→ Dataset extract:
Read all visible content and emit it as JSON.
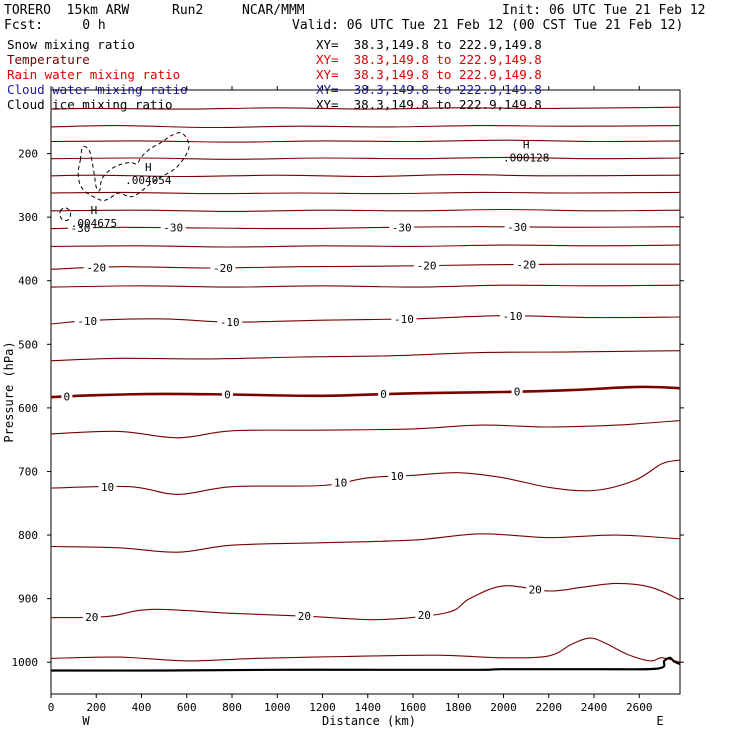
{
  "header": {
    "model": "TORERO  15km ARW",
    "run": "Run2",
    "center": "NCAR/MMM",
    "init": "Init: 06 UTC Tue 21 Feb 12",
    "fcst": "Fcst:     0 h",
    "valid": "Valid: 06 UTC Tue 21 Feb 12 (00 CST Tue 21 Feb 12)"
  },
  "legend": [
    {
      "name": "Snow mixing ratio",
      "color": "#000000",
      "xy": "XY=  38.3,149.8 to 222.9,149.8"
    },
    {
      "name": "Temperature",
      "color": "#7a0000",
      "xy": "XY=  38.3,149.8 to 222.9,149.8"
    },
    {
      "name": "Rain water mixing ratio",
      "color": "#e00000",
      "xy": "XY=  38.3,149.8 to 222.9,149.8"
    },
    {
      "name": "Cloud water mixing ratio",
      "color": "#1a1aa0",
      "xy": "XY=  38.3,149.8 to 222.9,149.8"
    },
    {
      "name": "Cloud ice mixing ratio",
      "color": "#000000",
      "xy": "XY=  38.3,149.8 to 222.9,149.8"
    }
  ],
  "chart_data": {
    "type": "cross-section",
    "xlabel": "Distance (km)",
    "ylabel": "Pressure (hPa)",
    "x_range": [
      0,
      2780
    ],
    "y_range": [
      1050,
      100
    ],
    "x_ticks": [
      0,
      200,
      400,
      600,
      800,
      1000,
      1200,
      1400,
      1600,
      1800,
      2000,
      2200,
      2400,
      2600
    ],
    "y_ticks": [
      200,
      300,
      400,
      500,
      600,
      700,
      800,
      900,
      1000
    ],
    "x_end_labels": {
      "left": "W",
      "right": "E"
    },
    "temperature_color": "#7a0000",
    "freezing_level_label": "0",
    "temperature_isotherms": [
      {
        "pts": [
          [
            0,
            130
          ],
          [
            200,
            129
          ],
          [
            600,
            130
          ],
          [
            1000,
            128
          ],
          [
            1400,
            130
          ],
          [
            1800,
            128
          ],
          [
            2200,
            129
          ],
          [
            2780,
            127
          ]
        ]
      },
      {
        "pts": [
          [
            0,
            158
          ],
          [
            300,
            156
          ],
          [
            700,
            159
          ],
          [
            1100,
            157
          ],
          [
            1500,
            158
          ],
          [
            1900,
            156
          ],
          [
            2300,
            157
          ],
          [
            2780,
            156
          ]
        ]
      },
      {
        "pts": [
          [
            0,
            181
          ],
          [
            400,
            180
          ],
          [
            800,
            182
          ],
          [
            1200,
            180
          ],
          [
            1600,
            181
          ],
          [
            2000,
            179
          ],
          [
            2400,
            181
          ],
          [
            2780,
            180
          ]
        ]
      },
      {
        "pts": [
          [
            0,
            208
          ],
          [
            400,
            207
          ],
          [
            800,
            209
          ],
          [
            1200,
            207
          ],
          [
            1600,
            208
          ],
          [
            2000,
            206
          ],
          [
            2400,
            208
          ],
          [
            2780,
            207
          ]
        ]
      },
      {
        "pts": [
          [
            0,
            235
          ],
          [
            200,
            234
          ],
          [
            600,
            236
          ],
          [
            1000,
            234
          ],
          [
            1400,
            236
          ],
          [
            1800,
            233
          ],
          [
            2200,
            235
          ],
          [
            2780,
            234
          ]
        ]
      },
      {
        "pts": [
          [
            0,
            262
          ],
          [
            300,
            261
          ],
          [
            700,
            263
          ],
          [
            1100,
            262
          ],
          [
            1500,
            263
          ],
          [
            1900,
            261
          ],
          [
            2300,
            262
          ],
          [
            2780,
            261
          ]
        ]
      },
      {
        "pts": [
          [
            0,
            290
          ],
          [
            400,
            289
          ],
          [
            800,
            291
          ],
          [
            1200,
            289
          ],
          [
            1600,
            290
          ],
          [
            2000,
            288
          ],
          [
            2400,
            290
          ],
          [
            2780,
            289
          ]
        ]
      },
      {
        "label": "-30",
        "label_at": [
          130,
          540,
          1550,
          2060
        ],
        "pts": [
          [
            0,
            318
          ],
          [
            300,
            316
          ],
          [
            700,
            317
          ],
          [
            1100,
            318
          ],
          [
            1500,
            316
          ],
          [
            1900,
            315
          ],
          [
            2300,
            316
          ],
          [
            2780,
            315
          ]
        ]
      },
      {
        "pts": [
          [
            0,
            346
          ],
          [
            400,
            345
          ],
          [
            800,
            347
          ],
          [
            1200,
            345
          ],
          [
            1600,
            346
          ],
          [
            2000,
            344
          ],
          [
            2400,
            345
          ],
          [
            2780,
            344
          ]
        ]
      },
      {
        "label": "-20",
        "label_at": [
          200,
          760,
          1660,
          2100
        ],
        "pts": [
          [
            0,
            382
          ],
          [
            300,
            378
          ],
          [
            700,
            380
          ],
          [
            1100,
            378
          ],
          [
            1500,
            377
          ],
          [
            1900,
            375
          ],
          [
            2300,
            374
          ],
          [
            2780,
            374
          ]
        ]
      },
      {
        "pts": [
          [
            0,
            410
          ],
          [
            400,
            408
          ],
          [
            800,
            410
          ],
          [
            1200,
            408
          ],
          [
            1600,
            410
          ],
          [
            2000,
            407
          ],
          [
            2400,
            408
          ],
          [
            2780,
            407
          ]
        ]
      },
      {
        "label": "-10",
        "label_at": [
          160,
          790,
          1560,
          2040
        ],
        "pts": [
          [
            0,
            468
          ],
          [
            200,
            462
          ],
          [
            500,
            460
          ],
          [
            800,
            465
          ],
          [
            1200,
            462
          ],
          [
            1600,
            460
          ],
          [
            2000,
            455
          ],
          [
            2400,
            458
          ],
          [
            2780,
            457
          ]
        ]
      },
      {
        "pts": [
          [
            0,
            526
          ],
          [
            300,
            522
          ],
          [
            700,
            523
          ],
          [
            1100,
            520
          ],
          [
            1500,
            518
          ],
          [
            1900,
            513
          ],
          [
            2300,
            512
          ],
          [
            2780,
            510
          ]
        ]
      },
      {
        "label": "0",
        "label_at": [
          70,
          780,
          1470,
          2060
        ],
        "pts": [
          [
            0,
            583
          ],
          [
            200,
            580
          ],
          [
            500,
            578
          ],
          [
            800,
            579
          ],
          [
            1200,
            581
          ],
          [
            1600,
            577
          ],
          [
            2000,
            575
          ],
          [
            2300,
            572
          ],
          [
            2600,
            567
          ],
          [
            2780,
            569
          ]
        ]
      },
      {
        "pts": [
          [
            0,
            641
          ],
          [
            300,
            637
          ],
          [
            560,
            647
          ],
          [
            800,
            636
          ],
          [
            1200,
            635
          ],
          [
            1600,
            633
          ],
          [
            1900,
            627
          ],
          [
            2200,
            630
          ],
          [
            2500,
            627
          ],
          [
            2780,
            620
          ]
        ]
      },
      {
        "label": "10",
        "label_at": [
          250,
          1280,
          1530
        ],
        "pts": [
          [
            0,
            726
          ],
          [
            350,
            724
          ],
          [
            560,
            736
          ],
          [
            800,
            724
          ],
          [
            1200,
            722
          ],
          [
            1400,
            710
          ],
          [
            1600,
            706
          ],
          [
            1800,
            702
          ],
          [
            2000,
            710
          ],
          [
            2200,
            725
          ],
          [
            2400,
            730
          ],
          [
            2580,
            714
          ],
          [
            2700,
            688
          ],
          [
            2780,
            682
          ]
        ]
      },
      {
        "pts": [
          [
            0,
            818
          ],
          [
            300,
            820
          ],
          [
            560,
            827
          ],
          [
            800,
            816
          ],
          [
            1200,
            812
          ],
          [
            1600,
            808
          ],
          [
            1900,
            798
          ],
          [
            2200,
            804
          ],
          [
            2500,
            800
          ],
          [
            2780,
            806
          ]
        ]
      },
      {
        "label": "20",
        "label_at": [
          180,
          1120,
          1650,
          2140
        ],
        "pts": [
          [
            0,
            930
          ],
          [
            250,
            928
          ],
          [
            440,
            917
          ],
          [
            800,
            923
          ],
          [
            1150,
            928
          ],
          [
            1450,
            933
          ],
          [
            1750,
            922
          ],
          [
            1850,
            900
          ],
          [
            2000,
            880
          ],
          [
            2200,
            888
          ],
          [
            2350,
            882
          ],
          [
            2500,
            876
          ],
          [
            2650,
            882
          ],
          [
            2780,
            902
          ]
        ]
      },
      {
        "pts": [
          [
            0,
            994
          ],
          [
            300,
            992
          ],
          [
            600,
            998
          ],
          [
            900,
            994
          ],
          [
            1300,
            991
          ],
          [
            1700,
            989
          ],
          [
            2000,
            993
          ],
          [
            2200,
            990
          ],
          [
            2300,
            972
          ],
          [
            2380,
            962
          ],
          [
            2450,
            970
          ],
          [
            2550,
            988
          ],
          [
            2650,
            998
          ],
          [
            2700,
            993
          ],
          [
            2780,
            1000
          ]
        ]
      }
    ],
    "terrain": [
      [
        0,
        1013
      ],
      [
        500,
        1013
      ],
      [
        1000,
        1012
      ],
      [
        1500,
        1012
      ],
      [
        1900,
        1012
      ],
      [
        2000,
        1011
      ],
      [
        2400,
        1011
      ],
      [
        2680,
        1010
      ],
      [
        2710,
        998
      ],
      [
        2735,
        993
      ],
      [
        2755,
        999
      ],
      [
        2780,
        1003
      ]
    ],
    "cloud_ice": {
      "maxima": [
        {
          "label": "H",
          "value": ".004054",
          "at": [
            430,
            232
          ]
        },
        {
          "label": "H",
          "value": ".004675",
          "at": [
            190,
            300
          ]
        },
        {
          "label": "H",
          "value": ".000128",
          "at": [
            2100,
            197
          ]
        }
      ],
      "contours": [
        {
          "pts": [
            [
              130,
              210
            ],
            [
              140,
              190
            ],
            [
              170,
              196
            ],
            [
              190,
              230
            ],
            [
              200,
              253
            ],
            [
              215,
              258
            ],
            [
              225,
              240
            ],
            [
              260,
              226
            ],
            [
              300,
              218
            ],
            [
              350,
              214
            ],
            [
              380,
              216
            ],
            [
              400,
              205
            ],
            [
              440,
              192
            ],
            [
              490,
              182
            ],
            [
              530,
              172
            ],
            [
              580,
              168
            ],
            [
              610,
              190
            ],
            [
              560,
              220
            ],
            [
              490,
              236
            ],
            [
              430,
              250
            ],
            [
              390,
              262
            ],
            [
              350,
              268
            ],
            [
              300,
              262
            ],
            [
              260,
              270
            ],
            [
              230,
              274
            ],
            [
              200,
              270
            ],
            [
              160,
              262
            ],
            [
              130,
              250
            ],
            [
              120,
              230
            ],
            [
              130,
              210
            ]
          ]
        },
        {
          "pts": [
            [
              40,
              290
            ],
            [
              60,
              285
            ],
            [
              85,
              291
            ],
            [
              80,
              303
            ],
            [
              55,
              305
            ],
            [
              40,
              298
            ],
            [
              40,
              290
            ]
          ]
        }
      ]
    }
  }
}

→ What is being asked:
Find the word "water" and list each line it appears in.

→ Task answer:
      "name": "Rain water mixing ratio",
      "name": "Cloud water mixing ratio",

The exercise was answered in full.